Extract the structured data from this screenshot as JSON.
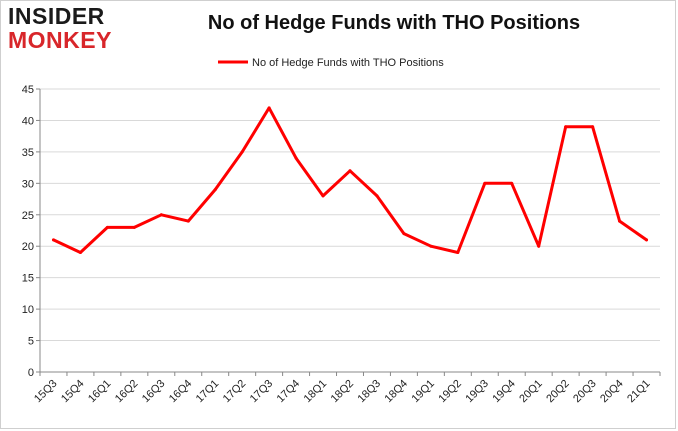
{
  "logo": {
    "line1": "INSIDER",
    "line2": "MONKEY"
  },
  "chart_data": {
    "type": "line",
    "title": "No of Hedge Funds with THO Positions",
    "xlabel": "",
    "ylabel": "",
    "categories": [
      "15Q3",
      "15Q4",
      "16Q1",
      "16Q2",
      "16Q3",
      "16Q4",
      "17Q1",
      "17Q2",
      "17Q3",
      "17Q4",
      "18Q1",
      "18Q2",
      "18Q3",
      "18Q4",
      "19Q1",
      "19Q2",
      "19Q3",
      "19Q4",
      "20Q1",
      "20Q2",
      "20Q3",
      "20Q4",
      "21Q1"
    ],
    "series": [
      {
        "name": "No of Hedge Funds with THO Positions",
        "color": "#ff0000",
        "values": [
          21,
          19,
          23,
          23,
          25,
          24,
          29,
          35,
          42,
          34,
          28,
          32,
          28,
          22,
          20,
          19,
          30,
          30,
          20,
          39,
          39,
          24,
          21
        ]
      }
    ],
    "ylim": [
      0,
      45
    ],
    "yticks": [
      0,
      5,
      10,
      15,
      20,
      25,
      30,
      35,
      40,
      45
    ],
    "grid": true,
    "legend_position": "top-center"
  }
}
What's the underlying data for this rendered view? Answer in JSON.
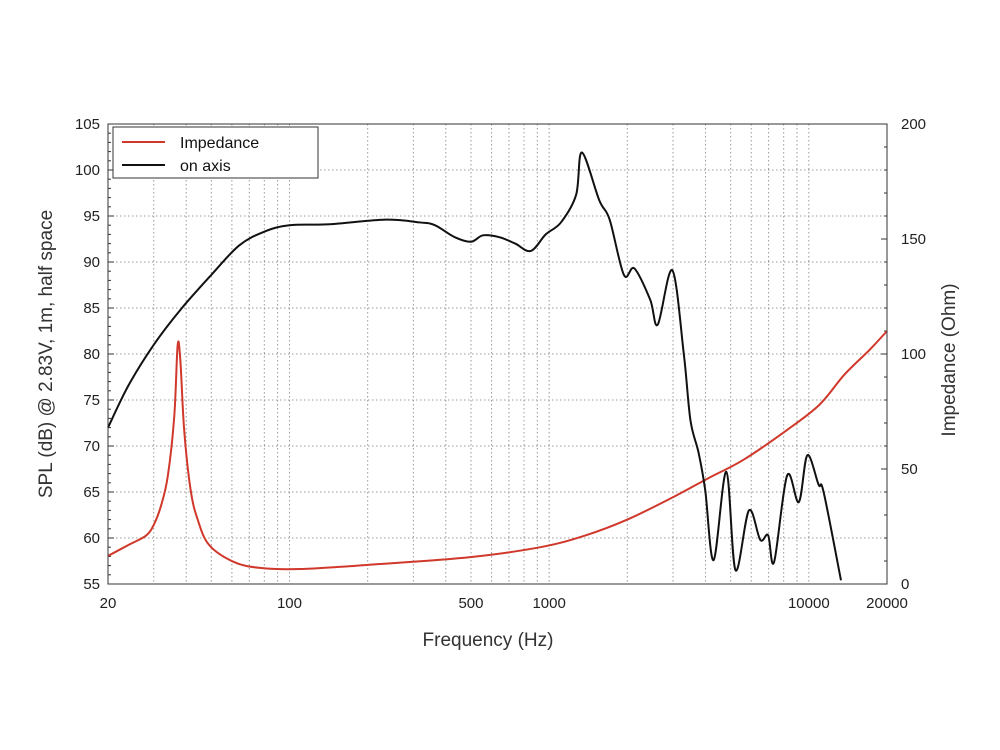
{
  "chart_data": {
    "type": "line",
    "title": "",
    "xlabel": "Frequency (Hz)",
    "ylabel": "SPL (dB) @ 2.83V, 1m, half space",
    "y2label": "Impedance (Ohm)",
    "xscale": "log",
    "xlim": [
      20,
      20000
    ],
    "ylim": [
      55,
      105
    ],
    "y2lim": [
      0,
      200
    ],
    "xticks": [
      20,
      100,
      500,
      1000,
      10000,
      20000
    ],
    "xtick_labels": [
      "20",
      "100",
      "500",
      "1000",
      "10000",
      "20000"
    ],
    "yticks": [
      55,
      60,
      65,
      70,
      75,
      80,
      85,
      90,
      95,
      100,
      105
    ],
    "y2ticks": [
      0,
      50,
      100,
      150,
      200
    ],
    "grid": true,
    "legend_position": "top-left",
    "series": [
      {
        "name": "Impedance",
        "axis": "right",
        "color": "#d0382b",
        "x": [
          20,
          24,
          28,
          30,
          32,
          34,
          36,
          37.1,
          38,
          39.3,
          41.6,
          44.3,
          49,
          61,
          77,
          110,
          224,
          497,
          925,
          1370,
          2000,
          3030,
          4100,
          5600,
          8250,
          11000,
          13700,
          17200,
          20000
        ],
        "y": [
          12.2,
          17,
          21,
          25.7,
          34,
          47,
          73,
          104,
          97,
          67,
          41,
          28,
          17,
          9.6,
          7,
          6.5,
          8.7,
          11.7,
          16,
          21,
          28,
          38,
          46,
          54,
          67,
          78,
          91,
          102,
          110
        ]
      },
      {
        "name": "on axis",
        "axis": "left",
        "color": "#111111",
        "x": [
          20,
          24,
          30,
          38,
          50,
          64,
          80,
          100,
          143,
          234,
          318,
          363,
          433,
          500,
          556,
          643,
          740,
          850,
          970,
          1110,
          1270,
          1337,
          1560,
          1710,
          1940,
          2130,
          2450,
          2620,
          2980,
          3300,
          3500,
          3760,
          3990,
          4300,
          4810,
          5220,
          5880,
          6500,
          6970,
          7350,
          8250,
          9150,
          9870,
          10900,
          11400,
          13300
        ],
        "y": [
          72,
          76.6,
          81,
          84.8,
          88.6,
          91.8,
          93.3,
          94,
          94.1,
          94.6,
          94.3,
          94,
          92.7,
          92.2,
          92.9,
          92.7,
          92,
          91.2,
          93,
          94.3,
          97.3,
          101.9,
          96.7,
          94.6,
          88.6,
          89.3,
          85.9,
          83.2,
          89.1,
          80,
          72.8,
          69.3,
          65.2,
          57.6,
          67.2,
          56.5,
          63,
          59.8,
          60.3,
          57.4,
          66.8,
          63.9,
          69,
          65.8,
          65,
          55.4
        ]
      }
    ]
  }
}
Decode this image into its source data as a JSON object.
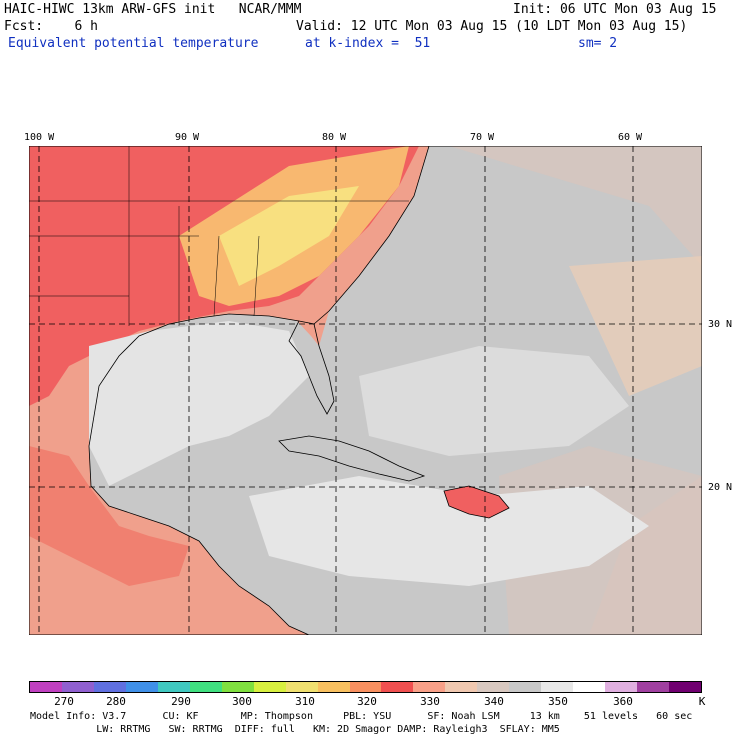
{
  "header": {
    "left_line1": "HAIC-HIWC 13km ARW-GFS init   NCAR/MMM",
    "left_line2": "Fcst:    6 h",
    "left_line3": "Equivalent potential temperature",
    "init": "Init: 06 UTC Mon 03 Aug 15",
    "valid": "Valid: 12 UTC Mon 03 Aug 15 (10 LDT Mon 03 Aug 15)",
    "k_index": "at k-index =  51",
    "sm": "sm= 2"
  },
  "axes": {
    "lon_labels": [
      "100 W",
      "90 W",
      "80 W",
      "70 W",
      "60 W"
    ],
    "lat_labels": [
      "30 N",
      "20 N"
    ]
  },
  "colorbar": {
    "labels": [
      "270",
      "280",
      "290",
      "300",
      "310",
      "320",
      "330",
      "340",
      "350",
      "360"
    ],
    "unit": "K",
    "colors": [
      "#c040c0",
      "#9060d0",
      "#6070e0",
      "#4090e8",
      "#40c8c0",
      "#40e080",
      "#80e040",
      "#d8f040",
      "#f0e070",
      "#f8c060",
      "#f89060",
      "#f05050",
      "#f8a088",
      "#f0c8b0",
      "#d8c8c0",
      "#c8c8c8",
      "#e8e8e8",
      "#ffffff",
      "#e0b0e0",
      "#a040a0",
      "#700070"
    ]
  },
  "footer": {
    "line1": "Model Info: V3.7      CU: KF       MP: Thompson     PBL: YSU      SF: Noah LSM     13 km    51 levels   60 sec",
    "line2": "           LW: RRTMG   SW: RRTMG  DIFF: full   KM: 2D Smagor DAMP: Rayleigh3  SFLAY: MM5"
  }
}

▸ **PROBLEM DETAILS**:
List all lines above in which the string "Impedance" appears.

▸ **REPLY TO THE EXERCISE**:
    "y2label": "Impedance (Ohm)",
        "name": "Impedance",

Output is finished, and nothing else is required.